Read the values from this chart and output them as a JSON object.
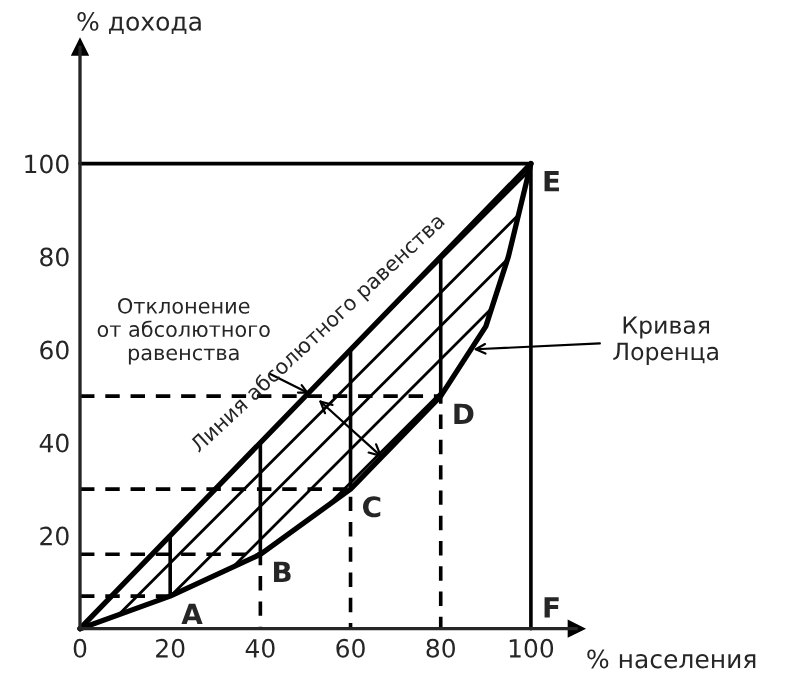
{
  "chart_data": {
    "type": "line",
    "xlabel": "% населения",
    "ylabel": "% дохода",
    "xlim": [
      0,
      110
    ],
    "ylim": [
      0,
      125
    ],
    "xticks": [
      0,
      20,
      40,
      60,
      80,
      100
    ],
    "yticks": [
      20,
      40,
      60,
      80,
      100
    ],
    "grid": false,
    "legend": false,
    "marker": "none",
    "series": [
      {
        "color": "#000000",
        "x": [
          0,
          100
        ],
        "values": [
          0,
          100
        ]
      },
      {
        "color": "#000000",
        "x": [
          0,
          20,
          40,
          60,
          80,
          90,
          95,
          100
        ],
        "values": [
          0,
          7,
          16,
          30,
          50,
          65,
          80,
          100
        ]
      },
      {
        "color": "#000000",
        "x": [
          0,
          100,
          100
        ],
        "values": [
          100,
          100,
          0
        ]
      },
      {
        "color": "#000000",
        "x": [
          20,
          20
        ],
        "values": [
          7,
          20
        ]
      },
      {
        "color": "#000000",
        "x": [
          40,
          40
        ],
        "values": [
          16,
          40
        ]
      },
      {
        "color": "#000000",
        "x": [
          60,
          60
        ],
        "values": [
          30,
          60
        ]
      },
      {
        "color": "#000000",
        "x": [
          80,
          80
        ],
        "values": [
          50,
          80
        ]
      },
      {
        "color": "#000000",
        "line_style": "dashed",
        "x": [
          0,
          20
        ],
        "values": [
          7,
          7
        ]
      },
      {
        "color": "#000000",
        "line_style": "dashed",
        "x": [
          0,
          40,
          40
        ],
        "values": [
          16,
          16,
          0
        ]
      },
      {
        "color": "#000000",
        "line_style": "dashed",
        "x": [
          0,
          60,
          60
        ],
        "values": [
          30,
          30,
          0
        ]
      },
      {
        "color": "#000000",
        "line_style": "dashed",
        "x": [
          0,
          80,
          80
        ],
        "values": [
          50,
          50,
          0
        ]
      }
    ],
    "annotations": [
      {
        "text": "A",
        "x": 20,
        "y": 7
      },
      {
        "text": "B",
        "x": 40,
        "y": 16
      },
      {
        "text": "C",
        "x": 60,
        "y": 30
      },
      {
        "text": "D",
        "x": 80,
        "y": 50
      },
      {
        "text": "E",
        "x": 100,
        "y": 100
      },
      {
        "text": "F",
        "x": 100,
        "y": 0
      },
      {
        "text": "Отклонение\nот абсолютного\nравенства",
        "x": 52,
        "y": 50
      },
      "Линия абсолютного равенства",
      {
        "text": "Кривая\nЛоренца",
        "x": 86,
        "y": 60
      }
    ]
  }
}
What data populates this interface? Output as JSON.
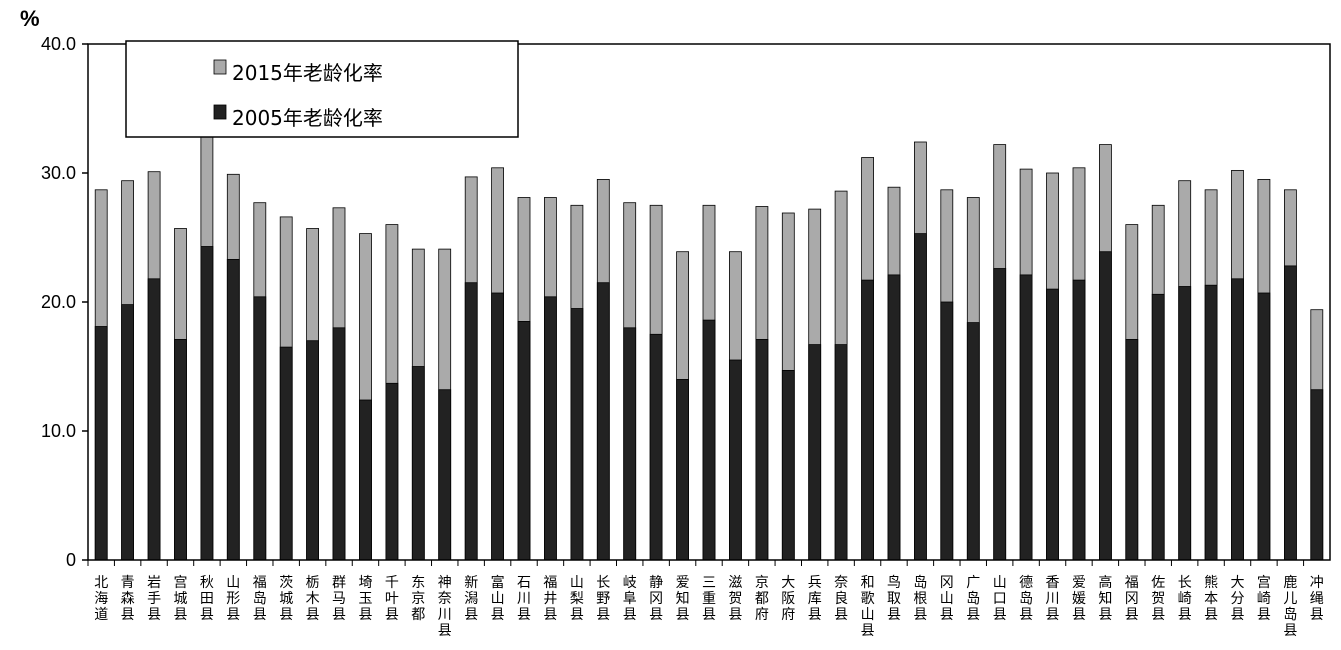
{
  "chart_data": {
    "type": "bar",
    "title": "",
    "unit_label": "%",
    "xlabel": "",
    "ylabel": "",
    "ylim": [
      0,
      40
    ],
    "yticks": [
      0,
      10,
      20,
      30,
      40
    ],
    "ytick_labels": [
      "0",
      "10.0",
      "20.0",
      "30.0",
      "40.0"
    ],
    "grid": false,
    "legend_position": "top-left",
    "categories": [
      "北海道",
      "青森县",
      "岩手县",
      "宫城县",
      "秋田县",
      "山形县",
      "福岛县",
      "茨城县",
      "栃木县",
      "群马县",
      "埼玉县",
      "千叶县",
      "东京都",
      "神奈川县",
      "新潟县",
      "富山县",
      "石川县",
      "福井县",
      "山梨县",
      "长野县",
      "岐阜县",
      "静冈县",
      "爱知县",
      "三重县",
      "滋贺县",
      "京都府",
      "大阪府",
      "兵库县",
      "奈良县",
      "和歌山县",
      "鸟取县",
      "岛根县",
      "冈山县",
      "广岛县",
      "山口县",
      "德岛县",
      "香川县",
      "爱媛县",
      "高知县",
      "福冈县",
      "佐贺县",
      "长崎县",
      "熊本县",
      "大分县",
      "宫崎县",
      "鹿儿岛县",
      "冲绳县"
    ],
    "series": [
      {
        "name": "2015年老龄化率",
        "color": "#aaaaaa",
        "values": [
          28.7,
          29.4,
          30.1,
          25.7,
          33.8,
          29.9,
          27.7,
          26.6,
          25.7,
          27.3,
          25.3,
          26.0,
          24.1,
          24.1,
          29.7,
          30.4,
          28.1,
          28.1,
          27.5,
          29.5,
          27.7,
          27.5,
          23.9,
          27.5,
          23.9,
          27.4,
          26.9,
          27.2,
          28.6,
          31.2,
          28.9,
          32.4,
          28.7,
          28.1,
          32.2,
          30.3,
          30.0,
          30.4,
          32.2,
          26.0,
          27.5,
          29.4,
          28.7,
          30.2,
          29.5,
          28.7,
          19.4
        ]
      },
      {
        "name": "2005年老龄化率",
        "color": "#222222",
        "values": [
          18.1,
          19.8,
          21.8,
          17.1,
          24.3,
          23.3,
          20.4,
          16.5,
          17.0,
          18.0,
          12.4,
          13.7,
          15.0,
          13.2,
          21.5,
          20.7,
          18.5,
          20.4,
          19.5,
          21.5,
          18.0,
          17.5,
          14.0,
          18.6,
          15.5,
          17.1,
          14.7,
          16.7,
          16.7,
          21.7,
          22.1,
          25.3,
          20.0,
          18.4,
          22.6,
          22.1,
          21.0,
          21.7,
          23.9,
          17.1,
          20.6,
          21.2,
          21.3,
          21.8,
          20.7,
          22.8,
          13.2
        ]
      }
    ]
  }
}
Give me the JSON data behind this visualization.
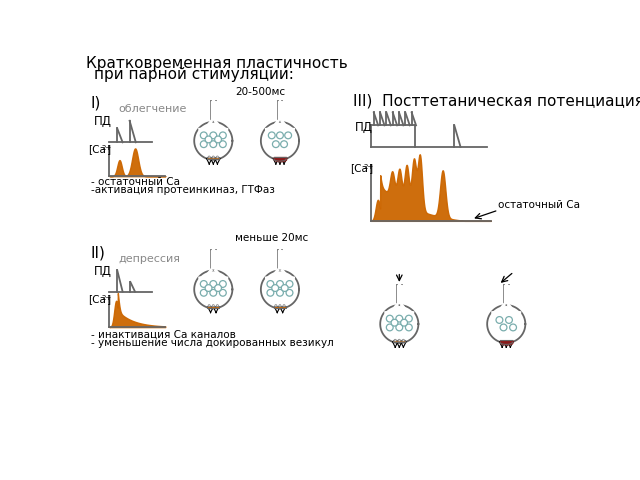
{
  "title_line1": "Кратковременная пластичность",
  "title_line2": "при парной стимуляции:",
  "section_I_label": "I)",
  "section_II_label": "II)",
  "section_III_label": "III)  Посттетаническая потенциация",
  "label_облегчение": "облегчение",
  "label_депрессия": "депрессия",
  "label_ПД": "ПД",
  "label_20_500": "20-500мс",
  "label_менее_20": "меньше 20мс",
  "label_остат_Ca": "остаточный Са",
  "label_Ca_остат": "- остаточный Са",
  "label_Ca_протеин": "-активация протеинкиназ, ГТФаз",
  "label_инакт": "- инактивация Са каналов",
  "label_умен": "- уменьшение числа докированных везикул",
  "orange_color": "#CC6600",
  "dark_red_color": "#8B1A1A",
  "line_color": "#666666",
  "bg_color": "#ffffff",
  "font_size_title": 11,
  "font_size_label": 8,
  "font_size_section": 11
}
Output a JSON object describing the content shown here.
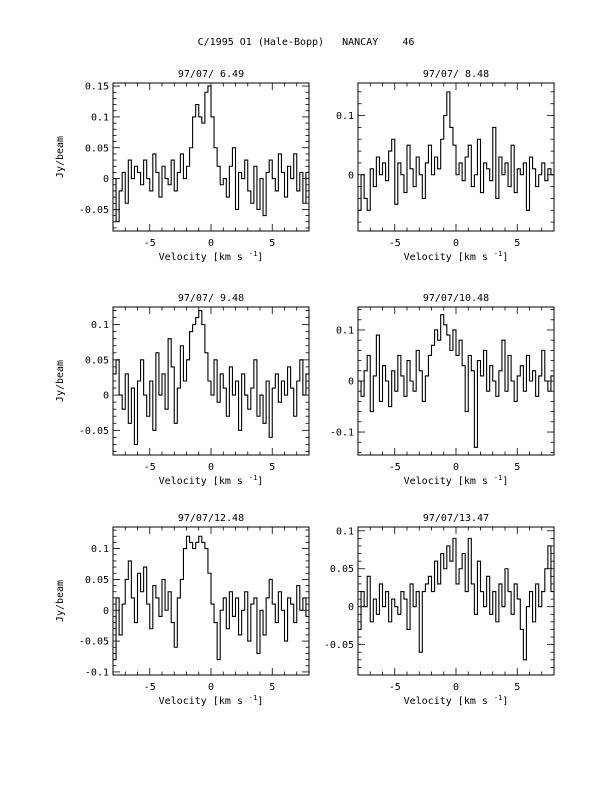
{
  "page": {
    "title": "C/1995 O1 (Hale-Bopp)   NANCAY    46"
  },
  "chart_data": [
    {
      "type": "line",
      "title": "97/07/ 6.49",
      "xlabel": "Velocity [km s",
      "xlabel_sup": "-1",
      "xlabel_close": "]",
      "ylabel": "Jy/beam",
      "xlim": [
        -8,
        8
      ],
      "ylim": [
        -0.085,
        0.155
      ],
      "xticks": [
        -5,
        0,
        5
      ],
      "xtick_labels": [
        "-5",
        "0",
        "5"
      ],
      "yticks": [
        -0.05,
        0,
        0.05,
        0.1,
        0.15
      ],
      "ytick_labels": [
        "-0.05",
        "0",
        "0.05",
        "0.1",
        "0.15"
      ],
      "series": [
        {
          "x": [
            -8.0,
            -7.75,
            -7.5,
            -7.25,
            -7.0,
            -6.75,
            -6.5,
            -6.25,
            -6.0,
            -5.75,
            -5.5,
            -5.25,
            -5.0,
            -4.75,
            -4.5,
            -4.25,
            -4.0,
            -3.75,
            -3.5,
            -3.25,
            -3.0,
            -2.75,
            -2.5,
            -2.25,
            -2.0,
            -1.75,
            -1.5,
            -1.25,
            -1.0,
            -0.75,
            -0.5,
            -0.25,
            0.0,
            0.25,
            0.5,
            0.75,
            1.0,
            1.25,
            1.5,
            1.75,
            2.0,
            2.25,
            2.5,
            2.75,
            3.0,
            3.25,
            3.5,
            3.75,
            4.0,
            4.25,
            4.5,
            4.75,
            5.0,
            5.25,
            5.5,
            5.75,
            6.0,
            6.25,
            6.5,
            6.75,
            7.0,
            7.25,
            7.5,
            7.75
          ],
          "y": [
            0.0,
            -0.07,
            -0.02,
            0.01,
            -0.04,
            0.03,
            0.0,
            0.02,
            0.01,
            -0.01,
            0.03,
            0.0,
            -0.02,
            0.04,
            0.01,
            -0.03,
            0.02,
            0.0,
            -0.01,
            0.03,
            -0.02,
            0.01,
            0.04,
            0.0,
            0.02,
            0.05,
            0.1,
            0.12,
            0.1,
            0.09,
            0.14,
            0.15,
            0.1,
            0.05,
            0.02,
            -0.01,
            0.0,
            -0.03,
            0.02,
            0.05,
            -0.05,
            0.01,
            0.0,
            0.03,
            -0.02,
            -0.04,
            0.02,
            -0.05,
            0.0,
            -0.06,
            0.01,
            0.03,
            0.0,
            -0.02,
            0.04,
            0.01,
            -0.03,
            0.02,
            0.0,
            0.04,
            -0.02,
            0.01,
            -0.04,
            0.01
          ]
        }
      ]
    },
    {
      "type": "line",
      "title": "97/07/ 8.48",
      "xlabel": "Velocity [km s",
      "xlabel_sup": "-1",
      "xlabel_close": "]",
      "ylabel": "",
      "xlim": [
        -8,
        8
      ],
      "ylim": [
        -0.095,
        0.155
      ],
      "xticks": [
        -5,
        0,
        5
      ],
      "xtick_labels": [
        "-5",
        "0",
        "5"
      ],
      "yticks": [
        0,
        0.1
      ],
      "ytick_labels": [
        "0",
        "0.1"
      ],
      "series": [
        {
          "x": [
            -8.0,
            -7.75,
            -7.5,
            -7.25,
            -7.0,
            -6.75,
            -6.5,
            -6.25,
            -6.0,
            -5.75,
            -5.5,
            -5.25,
            -5.0,
            -4.75,
            -4.5,
            -4.25,
            -4.0,
            -3.75,
            -3.5,
            -3.25,
            -3.0,
            -2.75,
            -2.5,
            -2.25,
            -2.0,
            -1.75,
            -1.5,
            -1.25,
            -1.0,
            -0.75,
            -0.5,
            -0.25,
            0.0,
            0.25,
            0.5,
            0.75,
            1.0,
            1.25,
            1.5,
            1.75,
            2.0,
            2.25,
            2.5,
            2.75,
            3.0,
            3.25,
            3.5,
            3.75,
            4.0,
            4.25,
            4.5,
            4.75,
            5.0,
            5.25,
            5.5,
            5.75,
            6.0,
            6.25,
            6.5,
            6.75,
            7.0,
            7.25,
            7.5,
            7.75
          ],
          "y": [
            -0.06,
            0.0,
            -0.04,
            -0.06,
            0.01,
            -0.02,
            0.03,
            0.0,
            0.02,
            -0.01,
            0.04,
            0.06,
            -0.05,
            0.02,
            0.0,
            -0.03,
            0.05,
            0.01,
            -0.02,
            0.03,
            0.0,
            -0.04,
            0.02,
            0.05,
            0.0,
            0.03,
            0.01,
            0.06,
            0.1,
            0.14,
            0.08,
            0.05,
            0.0,
            0.02,
            -0.01,
            0.03,
            0.05,
            -0.02,
            0.0,
            0.06,
            -0.03,
            0.02,
            0.01,
            -0.01,
            0.08,
            -0.04,
            0.03,
            0.0,
            0.02,
            -0.02,
            0.05,
            -0.03,
            0.01,
            0.0,
            0.02,
            -0.06,
            0.03,
            0.01,
            -0.02,
            0.0,
            0.02,
            -0.01,
            0.01,
            0.0
          ]
        }
      ]
    },
    {
      "type": "line",
      "title": "97/07/ 9.48",
      "xlabel": "Velocity [km s",
      "xlabel_sup": "-1",
      "xlabel_close": "]",
      "ylabel": "Jy/beam",
      "xlim": [
        -8,
        8
      ],
      "ylim": [
        -0.085,
        0.125
      ],
      "xticks": [
        -5,
        0,
        5
      ],
      "xtick_labels": [
        "-5",
        "0",
        "5"
      ],
      "yticks": [
        -0.05,
        0,
        0.05,
        0.1
      ],
      "ytick_labels": [
        "-0.05",
        "0",
        "0.05",
        "0.1"
      ],
      "series": [
        {
          "x": [
            -8.0,
            -7.75,
            -7.5,
            -7.25,
            -7.0,
            -6.75,
            -6.5,
            -6.25,
            -6.0,
            -5.75,
            -5.5,
            -5.25,
            -5.0,
            -4.75,
            -4.5,
            -4.25,
            -4.0,
            -3.75,
            -3.5,
            -3.25,
            -3.0,
            -2.75,
            -2.5,
            -2.25,
            -2.0,
            -1.75,
            -1.5,
            -1.25,
            -1.0,
            -0.75,
            -0.5,
            -0.25,
            0.0,
            0.25,
            0.5,
            0.75,
            1.0,
            1.25,
            1.5,
            1.75,
            2.0,
            2.25,
            2.5,
            2.75,
            3.0,
            3.25,
            3.5,
            3.75,
            4.0,
            4.25,
            4.5,
            4.75,
            5.0,
            5.25,
            5.5,
            5.75,
            6.0,
            6.25,
            6.5,
            6.75,
            7.0,
            7.25,
            7.5,
            7.75
          ],
          "y": [
            0.03,
            0.05,
            0.0,
            -0.02,
            0.03,
            -0.04,
            0.01,
            -0.07,
            0.02,
            0.05,
            0.0,
            -0.03,
            0.02,
            -0.05,
            0.06,
            0.0,
            0.03,
            -0.02,
            0.08,
            0.04,
            -0.04,
            0.01,
            0.07,
            0.02,
            0.05,
            0.09,
            0.1,
            0.11,
            0.12,
            0.1,
            0.06,
            0.02,
            0.0,
            0.05,
            -0.01,
            0.03,
            0.01,
            -0.03,
            0.04,
            0.0,
            0.02,
            -0.05,
            0.03,
            0.0,
            -0.02,
            0.01,
            0.05,
            -0.03,
            0.0,
            -0.04,
            0.02,
            -0.06,
            0.01,
            0.03,
            -0.01,
            0.02,
            0.0,
            0.04,
            0.01,
            -0.03,
            0.02,
            0.05,
            0.0,
            0.03
          ]
        }
      ]
    },
    {
      "type": "line",
      "title": "97/07/10.48",
      "xlabel": "Velocity [km s",
      "xlabel_sup": "-1",
      "xlabel_close": "]",
      "ylabel": "",
      "xlim": [
        -8,
        8
      ],
      "ylim": [
        -0.145,
        0.145
      ],
      "xticks": [
        -5,
        0,
        5
      ],
      "xtick_labels": [
        "-5",
        "0",
        "5"
      ],
      "yticks": [
        -0.1,
        0,
        0.1
      ],
      "ytick_labels": [
        "-0.1",
        "0",
        "0.1"
      ],
      "series": [
        {
          "x": [
            -8.0,
            -7.75,
            -7.5,
            -7.25,
            -7.0,
            -6.75,
            -6.5,
            -6.25,
            -6.0,
            -5.75,
            -5.5,
            -5.25,
            -5.0,
            -4.75,
            -4.5,
            -4.25,
            -4.0,
            -3.75,
            -3.5,
            -3.25,
            -3.0,
            -2.75,
            -2.5,
            -2.25,
            -2.0,
            -1.75,
            -1.5,
            -1.25,
            -1.0,
            -0.75,
            -0.5,
            -0.25,
            0.0,
            0.25,
            0.5,
            0.75,
            1.0,
            1.25,
            1.5,
            1.75,
            2.0,
            2.25,
            2.5,
            2.75,
            3.0,
            3.25,
            3.5,
            3.75,
            4.0,
            4.25,
            4.5,
            4.75,
            5.0,
            5.25,
            5.5,
            5.75,
            6.0,
            6.25,
            6.5,
            6.75,
            7.0,
            7.25,
            7.5,
            7.75
          ],
          "y": [
            0.0,
            -0.03,
            0.02,
            0.05,
            -0.06,
            0.01,
            0.09,
            -0.04,
            0.03,
            0.0,
            -0.05,
            0.02,
            -0.02,
            0.05,
            0.01,
            -0.03,
            0.04,
            0.0,
            -0.02,
            0.06,
            0.02,
            -0.04,
            0.01,
            0.05,
            0.07,
            0.1,
            0.08,
            0.13,
            0.11,
            0.09,
            0.06,
            0.1,
            0.05,
            0.08,
            0.03,
            -0.06,
            0.05,
            0.02,
            -0.13,
            0.04,
            0.01,
            0.06,
            -0.02,
            0.03,
            0.0,
            -0.03,
            0.02,
            0.08,
            -0.02,
            0.05,
            0.0,
            -0.04,
            0.01,
            0.03,
            -0.02,
            0.05,
            0.0,
            0.02,
            -0.03,
            0.01,
            0.06,
            0.0,
            -0.02,
            0.01
          ]
        }
      ]
    },
    {
      "type": "line",
      "title": "97/07/12.48",
      "xlabel": "Velocity [km s",
      "xlabel_sup": "-1",
      "xlabel_close": "]",
      "ylabel": "Jy/beam",
      "xlim": [
        -8,
        8
      ],
      "ylim": [
        -0.105,
        0.135
      ],
      "xticks": [
        -5,
        0,
        5
      ],
      "xtick_labels": [
        "-5",
        "0",
        "5"
      ],
      "yticks": [
        -0.1,
        -0.05,
        0,
        0.05,
        0.1
      ],
      "ytick_labels": [
        "-0.1",
        "-0.05",
        "0",
        "0.05",
        "0.1"
      ],
      "series": [
        {
          "x": [
            -8.0,
            -7.75,
            -7.5,
            -7.25,
            -7.0,
            -6.75,
            -6.5,
            -6.25,
            -6.0,
            -5.75,
            -5.5,
            -5.25,
            -5.0,
            -4.75,
            -4.5,
            -4.25,
            -4.0,
            -3.75,
            -3.5,
            -3.25,
            -3.0,
            -2.75,
            -2.5,
            -2.25,
            -2.0,
            -1.75,
            -1.5,
            -1.25,
            -1.0,
            -0.75,
            -0.5,
            -0.25,
            0.0,
            0.25,
            0.5,
            0.75,
            1.0,
            1.25,
            1.5,
            1.75,
            2.0,
            2.25,
            2.5,
            2.75,
            3.0,
            3.25,
            3.5,
            3.75,
            4.0,
            4.25,
            4.5,
            4.75,
            5.0,
            5.25,
            5.5,
            5.75,
            6.0,
            6.25,
            6.5,
            6.75,
            7.0,
            7.25,
            7.5,
            7.75
          ],
          "y": [
            -0.08,
            0.02,
            -0.04,
            0.01,
            0.05,
            0.08,
            0.02,
            -0.02,
            0.06,
            0.03,
            0.07,
            0.01,
            -0.03,
            0.04,
            0.02,
            -0.01,
            0.05,
            0.0,
            0.03,
            -0.02,
            -0.06,
            0.02,
            0.05,
            0.1,
            0.12,
            0.11,
            0.1,
            0.11,
            0.12,
            0.11,
            0.1,
            0.06,
            0.01,
            -0.02,
            -0.08,
            0.0,
            0.02,
            -0.03,
            0.03,
            -0.01,
            0.02,
            -0.04,
            0.0,
            0.03,
            -0.05,
            0.01,
            0.02,
            -0.07,
            0.0,
            -0.04,
            0.02,
            0.05,
            0.01,
            -0.02,
            0.03,
            0.0,
            -0.05,
            0.02,
            0.01,
            -0.02,
            0.04,
            0.0,
            0.02,
            -0.01
          ]
        }
      ]
    },
    {
      "type": "line",
      "title": "97/07/13.47",
      "xlabel": "Velocity [km s",
      "xlabel_sup": "-1",
      "xlabel_close": "]",
      "ylabel": "",
      "xlim": [
        -8,
        8
      ],
      "ylim": [
        -0.09,
        0.105
      ],
      "xticks": [
        -5,
        0,
        5
      ],
      "xtick_labels": [
        "-5",
        "0",
        "5"
      ],
      "yticks": [
        -0.05,
        0,
        0.05,
        0.1
      ],
      "ytick_labels": [
        "-0.05",
        "0",
        "0.05",
        "0.1"
      ],
      "series": [
        {
          "x": [
            -8.0,
            -7.75,
            -7.5,
            -7.25,
            -7.0,
            -6.75,
            -6.5,
            -6.25,
            -6.0,
            -5.75,
            -5.5,
            -5.25,
            -5.0,
            -4.75,
            -4.5,
            -4.25,
            -4.0,
            -3.75,
            -3.5,
            -3.25,
            -3.0,
            -2.75,
            -2.5,
            -2.25,
            -2.0,
            -1.75,
            -1.5,
            -1.25,
            -1.0,
            -0.75,
            -0.5,
            -0.25,
            0.0,
            0.25,
            0.5,
            0.75,
            1.0,
            1.25,
            1.5,
            1.75,
            2.0,
            2.25,
            2.5,
            2.75,
            3.0,
            3.25,
            3.5,
            3.75,
            4.0,
            4.25,
            4.5,
            4.75,
            5.0,
            5.25,
            5.5,
            5.75,
            6.0,
            6.25,
            6.5,
            6.75,
            7.0,
            7.25,
            7.5,
            7.75
          ],
          "y": [
            -0.03,
            0.02,
            0.0,
            0.04,
            -0.02,
            0.01,
            -0.01,
            0.03,
            0.0,
            0.02,
            -0.02,
            0.01,
            0.0,
            -0.01,
            0.02,
            0.01,
            -0.03,
            0.03,
            0.0,
            0.02,
            -0.06,
            0.02,
            0.03,
            0.04,
            0.02,
            0.06,
            0.03,
            0.07,
            0.05,
            0.08,
            0.06,
            0.09,
            0.03,
            0.05,
            0.07,
            0.02,
            0.09,
            0.03,
            -0.01,
            0.06,
            0.02,
            0.0,
            0.04,
            -0.01,
            0.02,
            -0.02,
            0.03,
            0.0,
            0.05,
            0.02,
            -0.01,
            0.03,
            0.01,
            -0.03,
            -0.07,
            0.0,
            0.02,
            -0.02,
            0.03,
            0.0,
            0.02,
            0.05,
            0.08,
            0.02
          ]
        }
      ]
    }
  ]
}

--------

• [Prompt]: Search the records for the word "this", then list every line that has it.

• [Finished answer]:
Read the values from this chart and output them as a JSON object.
What data populates this interface? Output as JSON.
Give me the JSON data behind this visualization.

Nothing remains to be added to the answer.